* **RECORDED INFORMATION**
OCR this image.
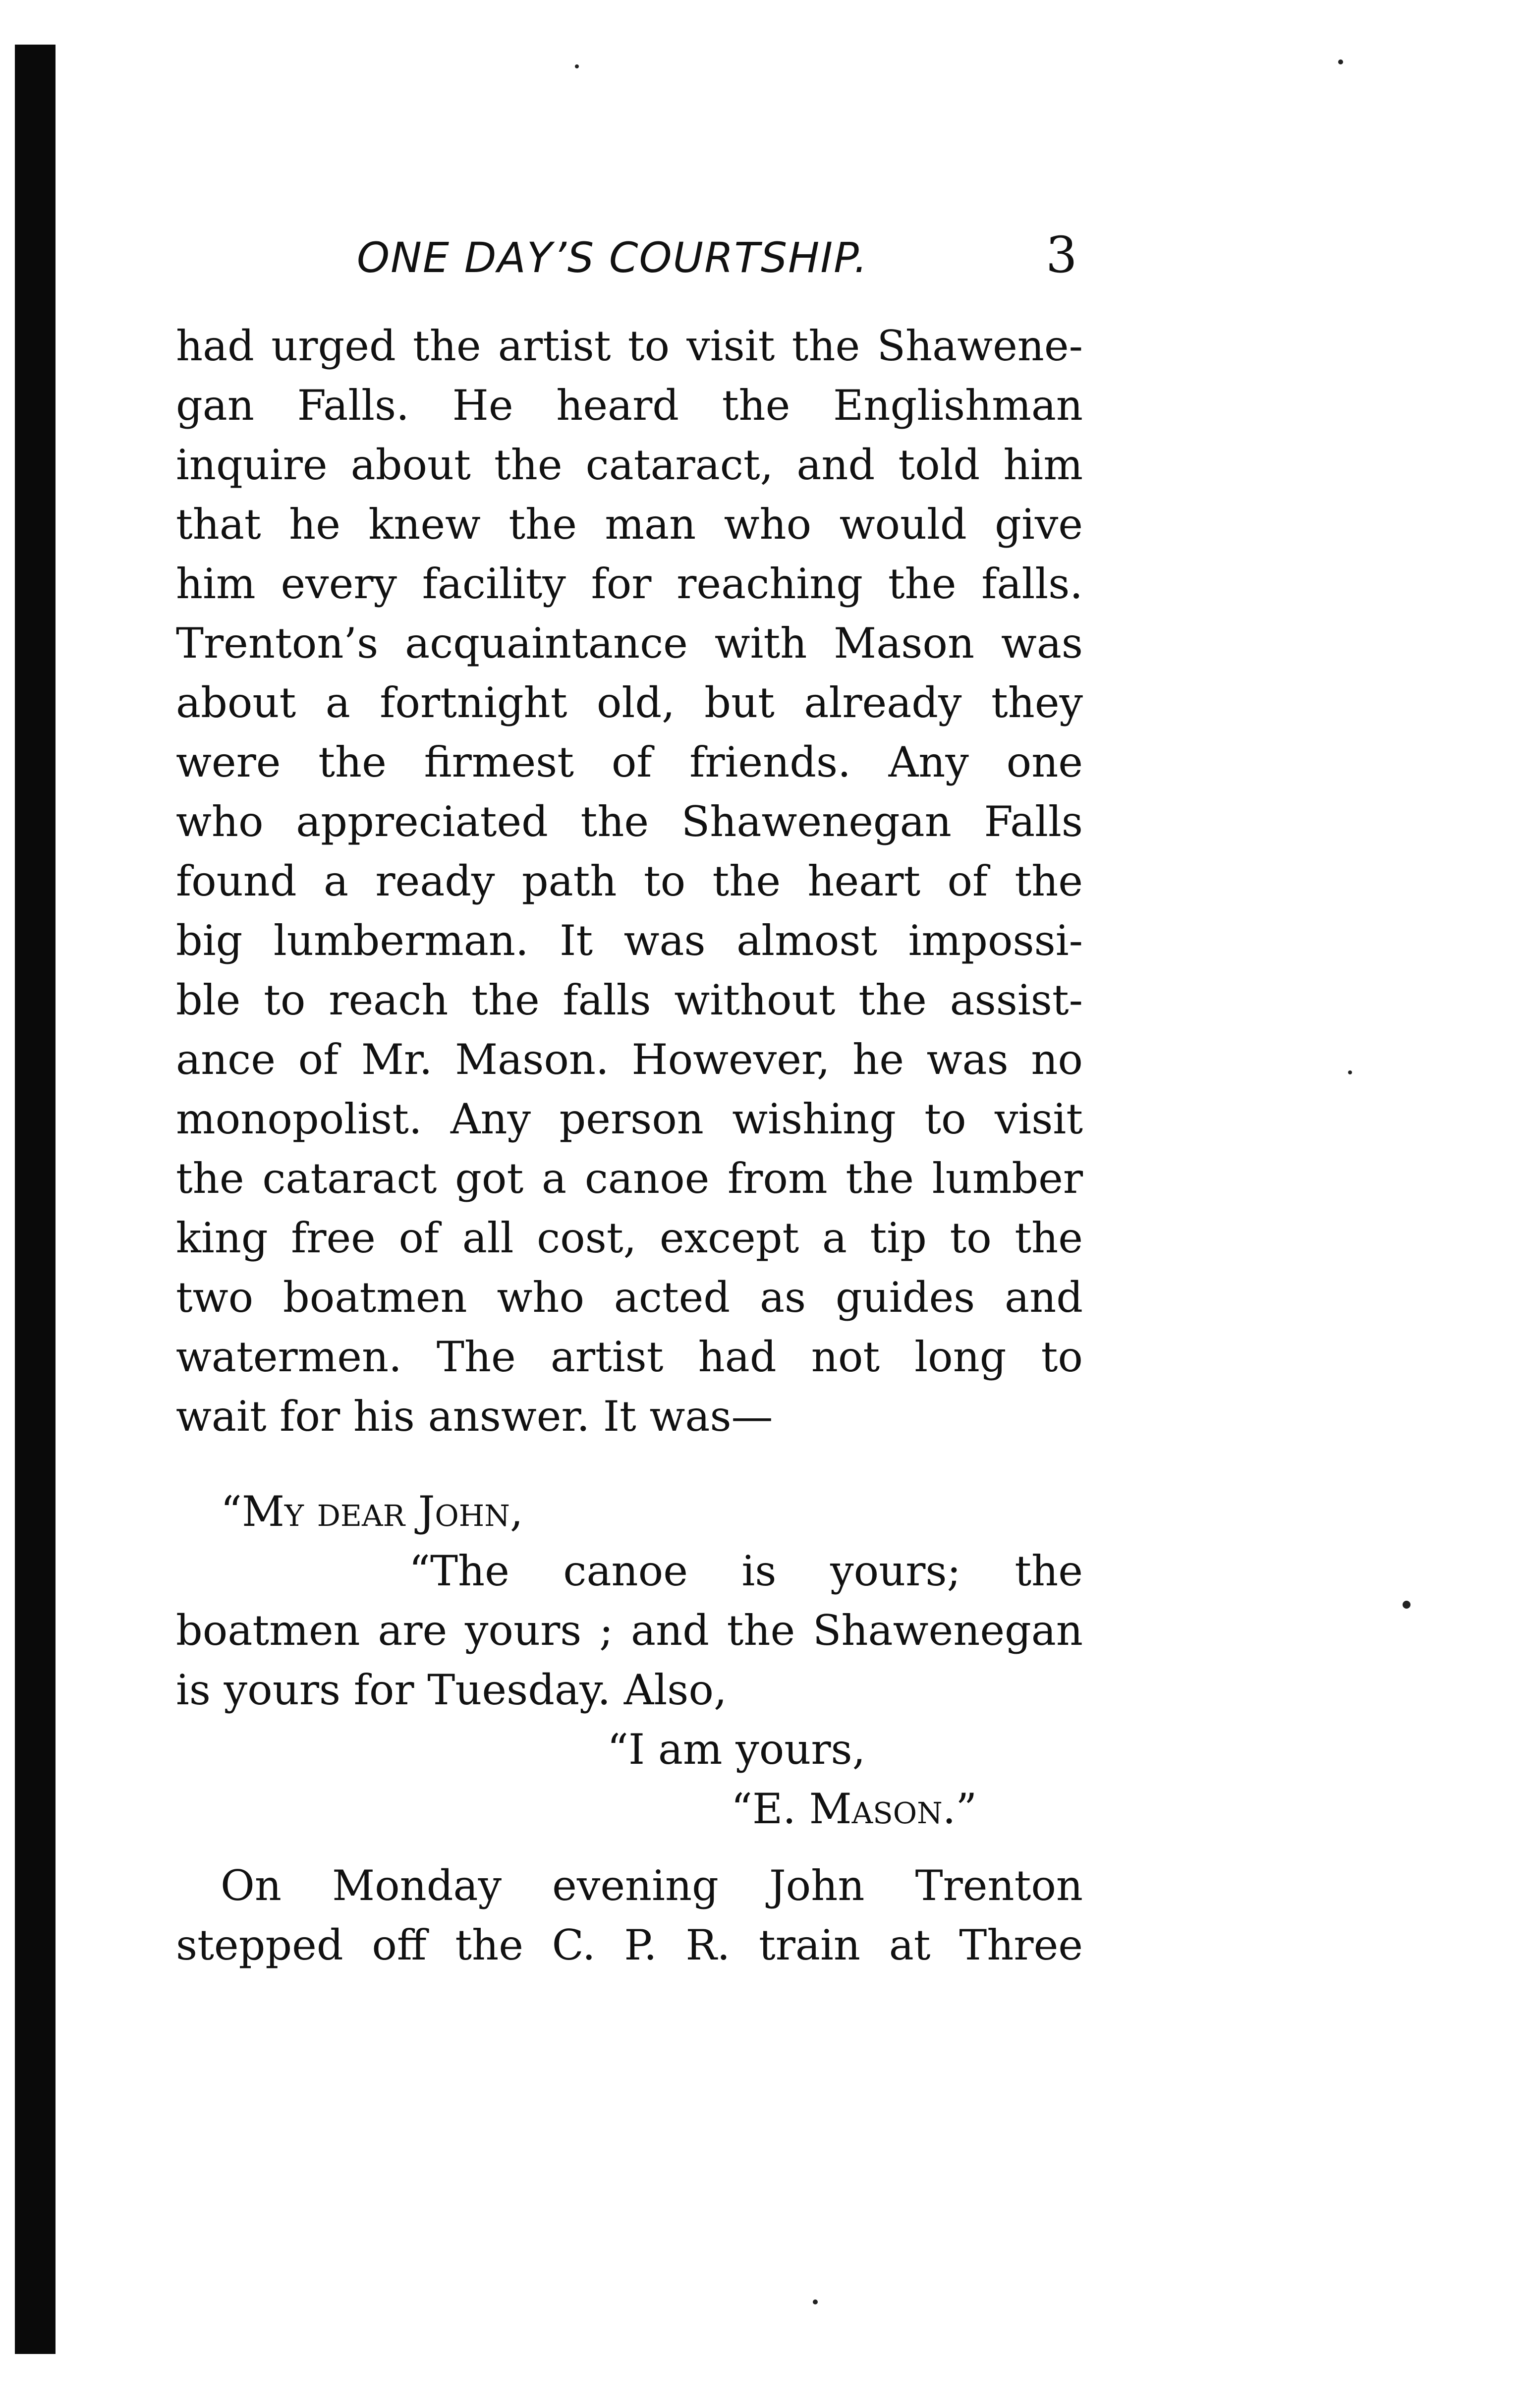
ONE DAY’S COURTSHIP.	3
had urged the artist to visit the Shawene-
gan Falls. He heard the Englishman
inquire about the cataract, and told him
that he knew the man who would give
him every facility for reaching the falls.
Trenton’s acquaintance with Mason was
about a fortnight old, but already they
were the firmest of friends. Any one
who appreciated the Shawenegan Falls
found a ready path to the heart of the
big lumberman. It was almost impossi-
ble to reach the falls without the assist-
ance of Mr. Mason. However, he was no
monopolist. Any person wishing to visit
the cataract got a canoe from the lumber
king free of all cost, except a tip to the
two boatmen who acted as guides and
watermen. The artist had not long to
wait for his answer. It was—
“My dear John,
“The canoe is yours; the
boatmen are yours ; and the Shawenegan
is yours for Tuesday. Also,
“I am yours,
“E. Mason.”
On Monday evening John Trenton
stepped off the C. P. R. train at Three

* **YOUR GOAL**
Output the records above exactly as they are, leaving out the pictures.

* **FULL ANSWER**
OCR this image.
ONE DAY’S COURTSHIP.	3
had urged the artist to visit the Shawene-
gan Falls. He heard the Englishman
inquire about the cataract, and told him
that he knew the man who would give
him every facility for reaching the falls.
Trenton’s acquaintance with Mason was
about a fortnight old, but already they
were the firmest of friends. Any one
who appreciated the Shawenegan Falls
found a ready path to the heart of the
big lumberman. It was almost impossi-
ble to reach the falls without the assist-
ance of Mr. Mason. However, he was no
monopolist. Any person wishing to visit
the cataract got a canoe from the lumber
king free of all cost, except a tip to the
two boatmen who acted as guides and
watermen. The artist had not long to
wait for his answer. It was—
“My dear John,
“The canoe is yours; the
boatmen are yours ; and the Shawenegan
is yours for Tuesday. Also,
“I am yours,
“E. Mason.”
On Monday evening John Trenton
stepped off the C. P. R. train at Three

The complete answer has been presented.